--- START ---

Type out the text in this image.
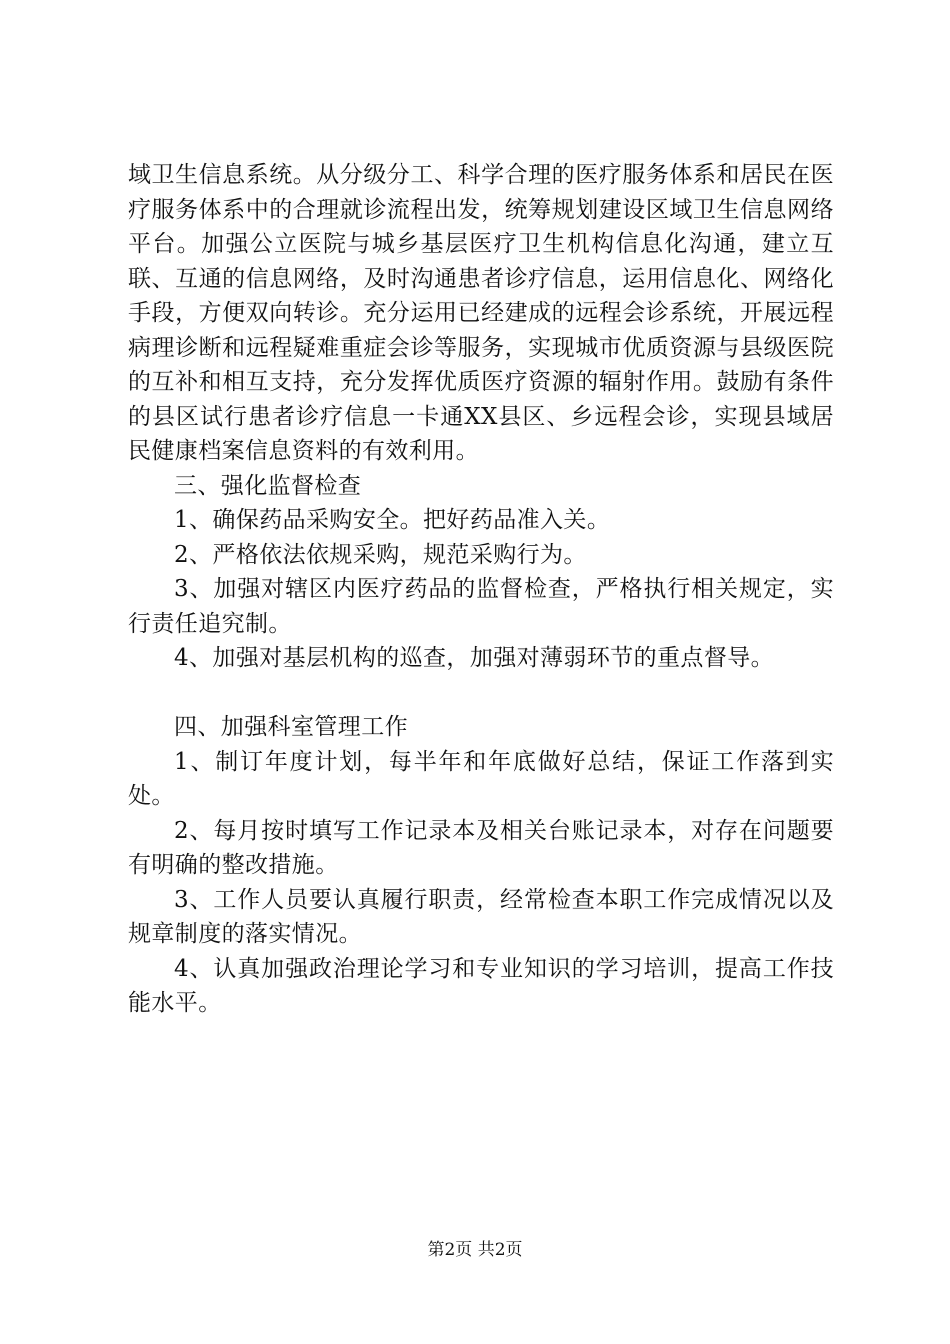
域卫生信息系统。从分级分工、科学合理的医疗服务体系和居民在医疗服务体系中的合理就诊流程出发，统筹规划建设区域卫生信息网络平台。加强公立医院与城乡基层医疗卫生机构信息化沟通，建立互联、互通的信息网络，及时沟通患者诊疗信息，运用信息化、网络化手段，方便双向转诊。充分运用已经建成的远程会诊系统，开展远程病理诊断和远程疑难重症会诊等服务，实现城市优质资源与县级医院的互补和相互支持，充分发挥优质医疗资源的辐射作用。鼓励有条件的县区试行患者诊疗信息一卡通XX县区、乡远程会诊，实现县域居民健康档案信息资料的有效利用。

三、强化监督检查

1、确保药品采购安全。把好药品准入关。

2、严格依法依规采购，规范采购行为。

3、加强对辖区内医疗药品的监督检查，严格执行相关规定，实行责任追究制。

4、加强对基层机构的巡查，加强对薄弱环节的重点督导。

四、加强科室管理工作

1、制订年度计划，每半年和年底做好总结，保证工作落到实处。

2、每月按时填写工作记录本及相关台账记录本，对存在问题要有明确的整改措施。

3、工作人员要认真履行职责，经常检查本职工作完成情况以及规章制度的落实情况。

4、认真加强政治理论学习和专业知识的学习培训，提高工作技能水平。

第2页 共2页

--- END ---

_Stated exercise_
Exactly as written, return every line of the listing, but not the pictures.

_Worked answer_
Type out the text in this image.
域卫生信息系统。从分级分工、科学合理的医疗服务体系和居民在医疗服务体系中的合理就诊流程出发，统筹规划建设区域卫生信息网络平台。加强公立医院与城乡基层医疗卫生机构信息化沟通，建立互联、互通的信息网络，及时沟通患者诊疗信息，运用信息化、网络化手段，方便双向转诊。充分运用已经建成的远程会诊系统，开展远程病理诊断和远程疑难重症会诊等服务，实现城市优质资源与县级医院的互补和相互支持，充分发挥优质医疗资源的辐射作用。鼓励有条件的县区试行患者诊疗信息一卡通XX县区、乡远程会诊，实现县域居民健康档案信息资料的有效利用。

三、强化监督检查

1、确保药品采购安全。把好药品准入关。

2、严格依法依规采购，规范采购行为。

3、加强对辖区内医疗药品的监督检查，严格执行相关规定，实行责任追究制。

4、加强对基层机构的巡查，加强对薄弱环节的重点督导。

四、加强科室管理工作

1、制订年度计划，每半年和年底做好总结，保证工作落到实处。

2、每月按时填写工作记录本及相关台账记录本，对存在问题要有明确的整改措施。

3、工作人员要认真履行职责，经常检查本职工作完成情况以及规章制度的落实情况。

4、认真加强政治理论学习和专业知识的学习培训，提高工作技能水平。

第2页 共2页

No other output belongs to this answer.